Records provided:

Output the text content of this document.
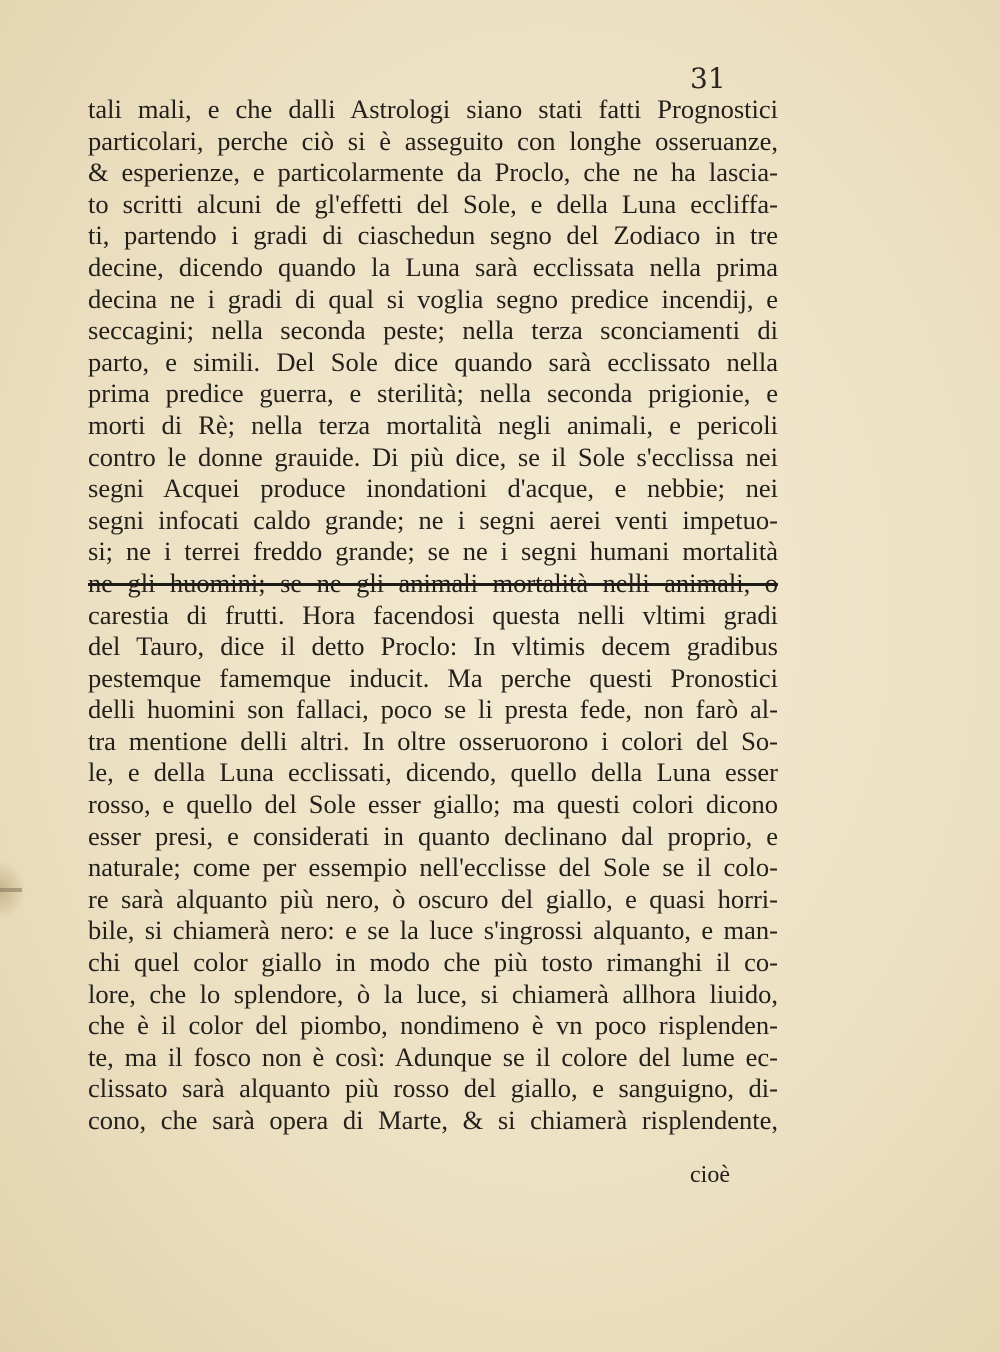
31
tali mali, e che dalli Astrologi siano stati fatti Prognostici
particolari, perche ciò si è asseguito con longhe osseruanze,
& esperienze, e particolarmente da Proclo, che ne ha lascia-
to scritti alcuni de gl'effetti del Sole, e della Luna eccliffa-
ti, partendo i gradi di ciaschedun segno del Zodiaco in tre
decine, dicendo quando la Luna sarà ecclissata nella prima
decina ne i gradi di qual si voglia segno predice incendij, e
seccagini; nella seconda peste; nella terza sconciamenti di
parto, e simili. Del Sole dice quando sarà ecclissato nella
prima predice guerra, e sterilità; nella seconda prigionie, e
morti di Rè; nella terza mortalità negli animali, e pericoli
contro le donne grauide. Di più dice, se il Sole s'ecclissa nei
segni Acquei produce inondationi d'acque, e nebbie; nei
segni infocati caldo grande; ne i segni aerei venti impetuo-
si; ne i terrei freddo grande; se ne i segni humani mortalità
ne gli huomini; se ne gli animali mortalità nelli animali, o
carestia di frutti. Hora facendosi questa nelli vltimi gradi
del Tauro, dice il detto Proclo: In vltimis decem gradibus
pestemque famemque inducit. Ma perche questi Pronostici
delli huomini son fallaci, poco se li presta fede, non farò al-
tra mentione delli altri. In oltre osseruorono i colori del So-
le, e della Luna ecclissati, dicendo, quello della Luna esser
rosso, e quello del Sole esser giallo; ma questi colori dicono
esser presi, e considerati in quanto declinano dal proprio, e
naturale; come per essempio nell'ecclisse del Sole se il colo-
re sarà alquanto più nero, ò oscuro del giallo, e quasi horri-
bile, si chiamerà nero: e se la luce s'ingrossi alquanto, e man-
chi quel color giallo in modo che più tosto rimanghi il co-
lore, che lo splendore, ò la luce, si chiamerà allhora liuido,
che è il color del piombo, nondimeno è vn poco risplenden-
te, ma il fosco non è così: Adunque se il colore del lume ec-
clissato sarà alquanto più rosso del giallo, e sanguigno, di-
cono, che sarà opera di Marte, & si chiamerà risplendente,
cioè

...

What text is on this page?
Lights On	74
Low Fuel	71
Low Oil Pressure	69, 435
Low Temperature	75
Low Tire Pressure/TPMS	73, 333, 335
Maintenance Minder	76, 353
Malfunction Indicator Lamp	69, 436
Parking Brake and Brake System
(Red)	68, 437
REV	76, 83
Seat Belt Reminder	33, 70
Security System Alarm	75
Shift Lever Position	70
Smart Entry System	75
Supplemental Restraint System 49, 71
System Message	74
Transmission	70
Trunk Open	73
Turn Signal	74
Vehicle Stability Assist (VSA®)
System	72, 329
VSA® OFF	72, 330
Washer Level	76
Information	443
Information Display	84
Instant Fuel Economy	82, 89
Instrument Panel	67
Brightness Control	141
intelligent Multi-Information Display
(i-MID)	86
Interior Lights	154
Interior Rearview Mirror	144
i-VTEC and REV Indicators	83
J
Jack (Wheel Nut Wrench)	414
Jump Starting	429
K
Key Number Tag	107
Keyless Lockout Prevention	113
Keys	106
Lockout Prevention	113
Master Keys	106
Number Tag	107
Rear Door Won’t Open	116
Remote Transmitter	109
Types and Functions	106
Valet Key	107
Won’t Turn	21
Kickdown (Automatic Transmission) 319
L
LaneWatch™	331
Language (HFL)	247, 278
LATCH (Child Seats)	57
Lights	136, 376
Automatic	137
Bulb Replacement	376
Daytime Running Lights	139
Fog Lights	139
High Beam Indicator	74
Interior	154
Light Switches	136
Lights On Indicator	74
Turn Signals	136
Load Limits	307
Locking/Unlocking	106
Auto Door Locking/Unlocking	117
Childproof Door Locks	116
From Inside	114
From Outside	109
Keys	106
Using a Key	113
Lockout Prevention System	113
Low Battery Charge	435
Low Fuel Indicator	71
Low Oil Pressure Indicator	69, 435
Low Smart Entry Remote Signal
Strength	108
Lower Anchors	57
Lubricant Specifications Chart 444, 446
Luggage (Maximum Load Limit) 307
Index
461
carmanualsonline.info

---

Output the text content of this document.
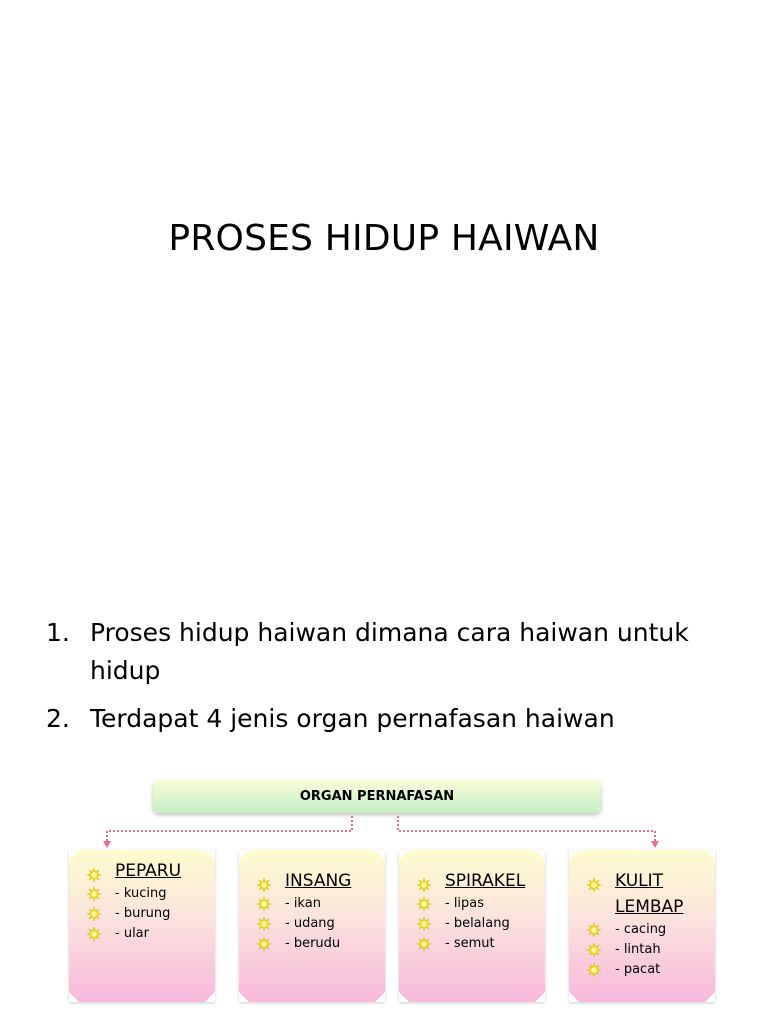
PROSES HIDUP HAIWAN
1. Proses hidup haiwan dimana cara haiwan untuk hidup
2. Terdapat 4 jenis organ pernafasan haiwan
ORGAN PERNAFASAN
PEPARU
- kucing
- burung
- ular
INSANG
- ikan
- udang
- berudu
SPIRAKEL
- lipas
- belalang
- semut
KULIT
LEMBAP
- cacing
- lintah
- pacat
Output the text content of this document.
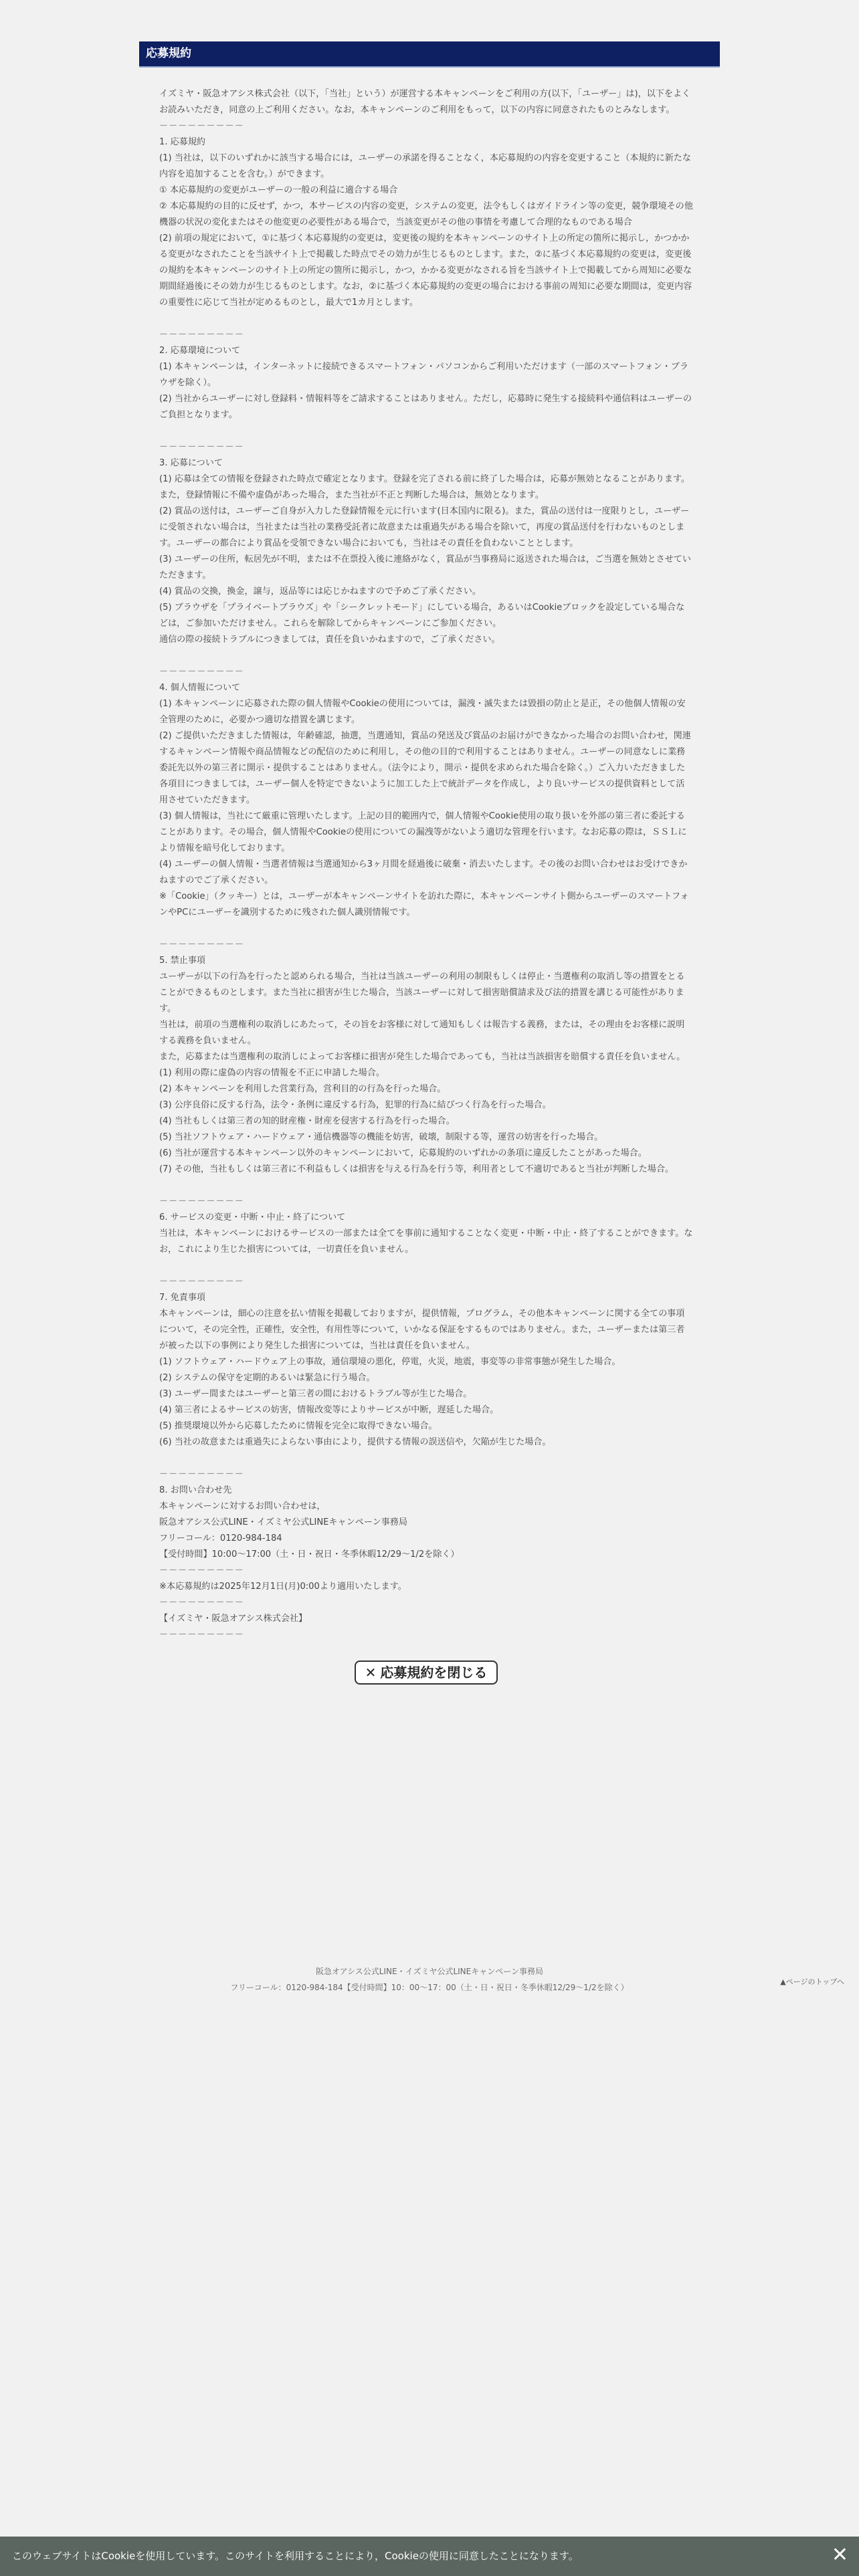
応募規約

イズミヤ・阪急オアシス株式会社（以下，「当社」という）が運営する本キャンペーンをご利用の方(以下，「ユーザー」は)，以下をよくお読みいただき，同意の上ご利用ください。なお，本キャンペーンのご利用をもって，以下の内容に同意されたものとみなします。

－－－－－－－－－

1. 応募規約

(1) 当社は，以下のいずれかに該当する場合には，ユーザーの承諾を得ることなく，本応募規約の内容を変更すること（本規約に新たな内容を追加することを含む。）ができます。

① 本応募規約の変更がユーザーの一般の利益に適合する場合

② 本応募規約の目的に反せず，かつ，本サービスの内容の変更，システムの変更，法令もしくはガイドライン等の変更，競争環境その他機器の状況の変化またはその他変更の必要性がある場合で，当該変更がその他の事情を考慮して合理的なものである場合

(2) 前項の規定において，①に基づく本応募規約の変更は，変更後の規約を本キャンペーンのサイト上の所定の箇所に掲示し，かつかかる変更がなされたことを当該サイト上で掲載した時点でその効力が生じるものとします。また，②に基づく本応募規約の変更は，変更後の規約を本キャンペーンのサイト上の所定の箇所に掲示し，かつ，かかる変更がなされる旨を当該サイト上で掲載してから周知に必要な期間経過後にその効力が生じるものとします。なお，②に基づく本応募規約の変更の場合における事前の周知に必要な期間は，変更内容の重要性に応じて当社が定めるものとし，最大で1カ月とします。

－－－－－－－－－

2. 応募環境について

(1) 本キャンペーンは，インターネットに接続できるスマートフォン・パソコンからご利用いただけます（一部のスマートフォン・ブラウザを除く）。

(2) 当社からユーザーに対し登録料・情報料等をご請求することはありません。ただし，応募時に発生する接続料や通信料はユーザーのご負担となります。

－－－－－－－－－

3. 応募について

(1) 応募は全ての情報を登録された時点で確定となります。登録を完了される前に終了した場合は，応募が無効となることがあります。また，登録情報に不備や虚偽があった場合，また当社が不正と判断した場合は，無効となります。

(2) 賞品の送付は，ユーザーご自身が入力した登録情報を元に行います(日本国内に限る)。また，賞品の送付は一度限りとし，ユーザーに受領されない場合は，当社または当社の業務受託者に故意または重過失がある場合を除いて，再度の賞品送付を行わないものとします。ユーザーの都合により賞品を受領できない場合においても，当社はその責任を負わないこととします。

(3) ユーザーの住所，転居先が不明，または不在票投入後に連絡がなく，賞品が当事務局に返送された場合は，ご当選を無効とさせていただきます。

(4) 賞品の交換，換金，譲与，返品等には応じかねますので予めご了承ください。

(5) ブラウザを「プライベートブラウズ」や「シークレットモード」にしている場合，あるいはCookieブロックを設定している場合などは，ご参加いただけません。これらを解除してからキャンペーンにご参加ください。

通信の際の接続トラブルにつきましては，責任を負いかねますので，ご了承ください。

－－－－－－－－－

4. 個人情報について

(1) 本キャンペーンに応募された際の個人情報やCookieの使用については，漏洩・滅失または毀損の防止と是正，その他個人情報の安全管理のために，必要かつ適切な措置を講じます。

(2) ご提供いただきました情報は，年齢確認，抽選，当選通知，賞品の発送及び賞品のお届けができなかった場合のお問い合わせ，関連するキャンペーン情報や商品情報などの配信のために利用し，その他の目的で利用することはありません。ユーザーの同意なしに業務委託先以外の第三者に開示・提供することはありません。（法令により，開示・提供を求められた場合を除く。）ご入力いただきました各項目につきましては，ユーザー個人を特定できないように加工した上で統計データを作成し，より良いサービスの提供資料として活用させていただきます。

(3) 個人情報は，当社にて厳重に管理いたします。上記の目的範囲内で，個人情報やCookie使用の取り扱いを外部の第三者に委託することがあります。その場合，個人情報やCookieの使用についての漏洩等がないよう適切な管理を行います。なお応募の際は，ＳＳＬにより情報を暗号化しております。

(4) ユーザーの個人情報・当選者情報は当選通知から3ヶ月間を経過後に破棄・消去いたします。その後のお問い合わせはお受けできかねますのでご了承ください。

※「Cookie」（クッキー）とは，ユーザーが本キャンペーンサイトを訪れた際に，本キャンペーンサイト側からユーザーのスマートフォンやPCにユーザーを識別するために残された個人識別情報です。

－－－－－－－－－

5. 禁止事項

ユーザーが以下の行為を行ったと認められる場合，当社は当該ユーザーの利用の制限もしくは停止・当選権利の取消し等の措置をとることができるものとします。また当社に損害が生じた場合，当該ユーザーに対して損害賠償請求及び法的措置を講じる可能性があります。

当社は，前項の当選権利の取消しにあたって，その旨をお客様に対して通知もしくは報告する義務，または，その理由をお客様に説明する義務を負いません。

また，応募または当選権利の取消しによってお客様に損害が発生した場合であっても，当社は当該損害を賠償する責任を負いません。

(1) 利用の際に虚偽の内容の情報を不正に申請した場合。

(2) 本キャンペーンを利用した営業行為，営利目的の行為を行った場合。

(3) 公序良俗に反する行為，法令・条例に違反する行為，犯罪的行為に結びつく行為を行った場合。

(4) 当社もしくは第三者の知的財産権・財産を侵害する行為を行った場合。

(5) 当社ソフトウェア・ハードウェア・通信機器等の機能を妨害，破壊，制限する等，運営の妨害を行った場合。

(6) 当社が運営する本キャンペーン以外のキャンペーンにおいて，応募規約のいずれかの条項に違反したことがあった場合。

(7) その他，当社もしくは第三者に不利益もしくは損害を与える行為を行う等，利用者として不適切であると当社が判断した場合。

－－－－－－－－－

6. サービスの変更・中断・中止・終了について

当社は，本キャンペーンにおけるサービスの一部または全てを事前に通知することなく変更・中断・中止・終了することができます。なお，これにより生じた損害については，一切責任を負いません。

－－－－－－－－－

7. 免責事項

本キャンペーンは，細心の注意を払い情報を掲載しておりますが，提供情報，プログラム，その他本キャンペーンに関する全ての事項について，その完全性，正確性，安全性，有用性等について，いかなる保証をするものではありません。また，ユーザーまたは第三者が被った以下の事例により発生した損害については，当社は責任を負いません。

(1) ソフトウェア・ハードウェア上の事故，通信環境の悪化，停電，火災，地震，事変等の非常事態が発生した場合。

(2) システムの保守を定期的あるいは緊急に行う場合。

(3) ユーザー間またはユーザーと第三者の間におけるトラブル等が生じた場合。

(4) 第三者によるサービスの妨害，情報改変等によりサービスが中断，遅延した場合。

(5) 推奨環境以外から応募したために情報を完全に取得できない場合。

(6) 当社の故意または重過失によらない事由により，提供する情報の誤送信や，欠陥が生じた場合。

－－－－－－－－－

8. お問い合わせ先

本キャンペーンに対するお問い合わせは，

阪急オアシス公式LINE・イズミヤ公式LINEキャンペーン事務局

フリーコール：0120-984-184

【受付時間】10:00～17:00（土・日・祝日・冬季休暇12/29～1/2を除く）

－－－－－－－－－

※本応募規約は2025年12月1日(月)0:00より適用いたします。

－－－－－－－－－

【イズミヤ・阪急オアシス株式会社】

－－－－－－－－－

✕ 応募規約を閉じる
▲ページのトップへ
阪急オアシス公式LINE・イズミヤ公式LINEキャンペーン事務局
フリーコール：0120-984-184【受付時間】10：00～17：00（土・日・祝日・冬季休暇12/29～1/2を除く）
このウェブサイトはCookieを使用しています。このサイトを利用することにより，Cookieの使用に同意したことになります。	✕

Goal:
Look over the records above and copy each line that includes the string "giallo".

Output of the task:
rosso, e quello del Sole esser giallo; ma questi colori dicono
re sarà alquanto più nero, ò oscuro del giallo, e quasi horri-
chi quel color giallo in modo che più tosto rimanghi il co-
clissato sarà alquanto più rosso del giallo, e sanguigno, di-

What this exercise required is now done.